### DATA RECORDS:

- - - - - - -

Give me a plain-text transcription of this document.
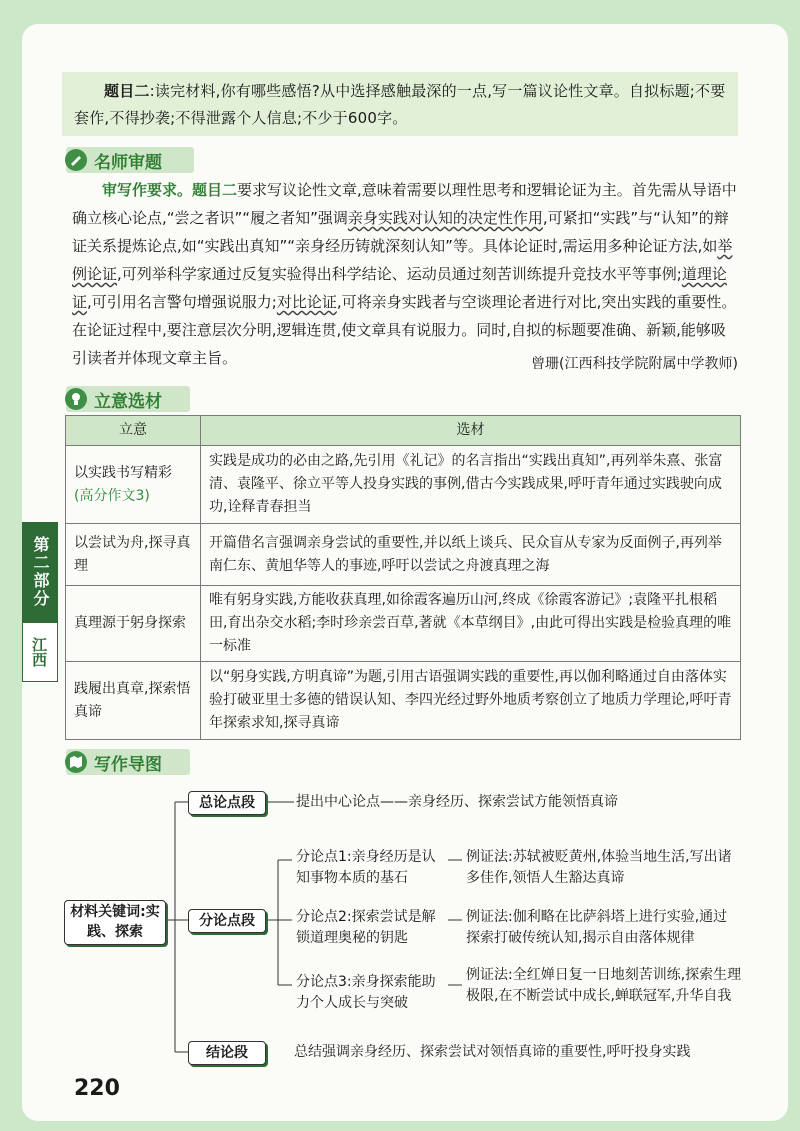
题目二:读完材料,你有哪些感悟?从中选择感触最深的一点,写一篇议论性文章。自拟标题;不要套作,不得抄袭;不得泄露个人信息;不少于600字。

名师审题

审写作要求。题目二要求写议论性文章,意味着需要以理性思考和逻辑论证为主。首先需从导语中确立核心论点,“尝之者识”“履之者知”强调亲身实践对认知的决定性作用,可紧扣“实践”与“认知”的辩证关系提炼论点,如“实践出真知”“亲身经历铸就深刻认知”等。具体论证时,需运用多种论证方法,如举例论证,可列举科学家通过反复实验得出科学结论、运动员通过刻苦训练提升竞技水平等事例;道理论证,可引用名言警句增强说服力;对比论证,可将亲身实践者与空谈理论者进行对比,突出实践的重要性。在论证过程中,要注意层次分明,逻辑连贯,使文章具有说服力。同时,自拟的标题要准确、新颖,能够吸引读者并体现文章主旨。	曾珊(江西科技学院附属中学教师)
立意选材
立意	选材
以实践书写精彩
(高分作文3)	实践是成功的必由之路,先引用《礼记》的名言指出“实践出真知”,再列举朱熹、张富清、袁隆平、徐立平等人投身实践的事例,借古今实践成果,呼吁青年通过实践驶向成功,诠释青春担当
以尝试为舟,探寻真理	开篇借名言强调亲身尝试的重要性,并以纸上谈兵、民众盲从专家为反面例子,再列举南仁东、黄旭华等人的事迹,呼吁以尝试之舟渡真理之海
真理源于躬身探索	唯有躬身实践,方能收获真理,如徐霞客遍历山河,终成《徐霞客游记》;袁隆平扎根稻田,育出杂交水稻;李时珍亲尝百草,著就《本草纲目》,由此可得出实践是检验真理的唯一标准
践履出真章,探索悟真谛	以“躬身实践,方明真谛”为题,引用古语强调实践的重要性,再以伽利略通过自由落体实验打破亚里士多德的错误认知、李四光经过野外地质考察创立了地质力学理论,呼吁青年探索求知,探寻真谛
第二部分
江西
写作导图
材料关键词:实践、探索
总论点段
分论点段
结论段
提出中心论点——亲身经历、探索尝试方能领悟真谛
分论点1:亲身经历是认知事物本质的基石
例证法:苏轼被贬黄州,体验当地生活,写出诸多佳作,领悟人生豁达真谛
分论点2:探索尝试是解锁道理奥秘的钥匙
例证法:伽利略在比萨斜塔上进行实验,通过探索打破传统认知,揭示自由落体规律
分论点3:亲身探索能助力个人成长与突破
例证法:全红婵日复一日地刻苦训练,探索生理极限,在不断尝试中成长,蝉联冠军,升华自我
总结强调亲身经历、探索尝试对领悟真谛的重要性,呼吁投身实践
220
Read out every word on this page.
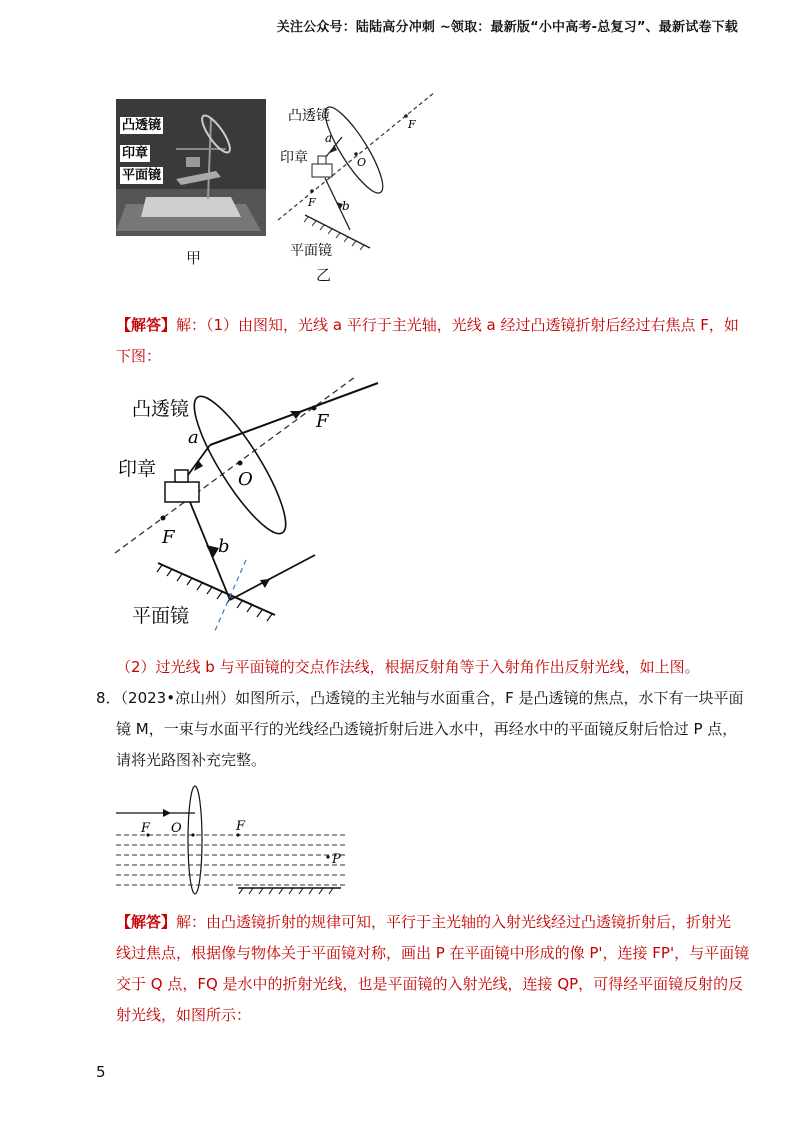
关注公众号：陆陆高分冲刺 ~领取：最新版“小中高考-总复习”、最新试卷下载
凸透镜
印章
平面镜
甲
凸透镜
印章
平面镜
a
b
F
O
F
乙
【解答】解：（1）由图知，光线 a 平行于主光轴，光线 a 经过凸透镜折射后经过右焦点 F，如
下图：
凸透镜
印章
平面镜
a
b
F
O
F
（2）过光线 b 与平面镜的交点作法线，根据反射角等于入射角作出反射光线，如上图。
8．（2023•凉山州）如图所示，凸透镜的主光轴与水面重合，F 是凸透镜的焦点，水下有一块平面
镜 M，一束与水面平行的光线经凸透镜折射后进入水中，再经水中的平面镜反射后恰过 P 点，
请将光路图补充完整。
F O	F
P
【解答】解：由凸透镜折射的规律可知，平行于主光轴的入射光线经过凸透镜折射后，折射光
线过焦点，根据像与物体关于平面镜对称，画出 P 在平面镜中形成的像 P'，连接 FP'，与平面镜
交于 Q 点，FQ 是水中的折射光线，也是平面镜的入射光线，连接 QP，可得经平面镜反射的反
射光线，如图所示：
5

- - - - - - -

### BRIEF:
Copy out every line of the data that includes the word "this".

### IN RESPONSE:
Give me a plain-text transcription of this document.
Read out every word on this page.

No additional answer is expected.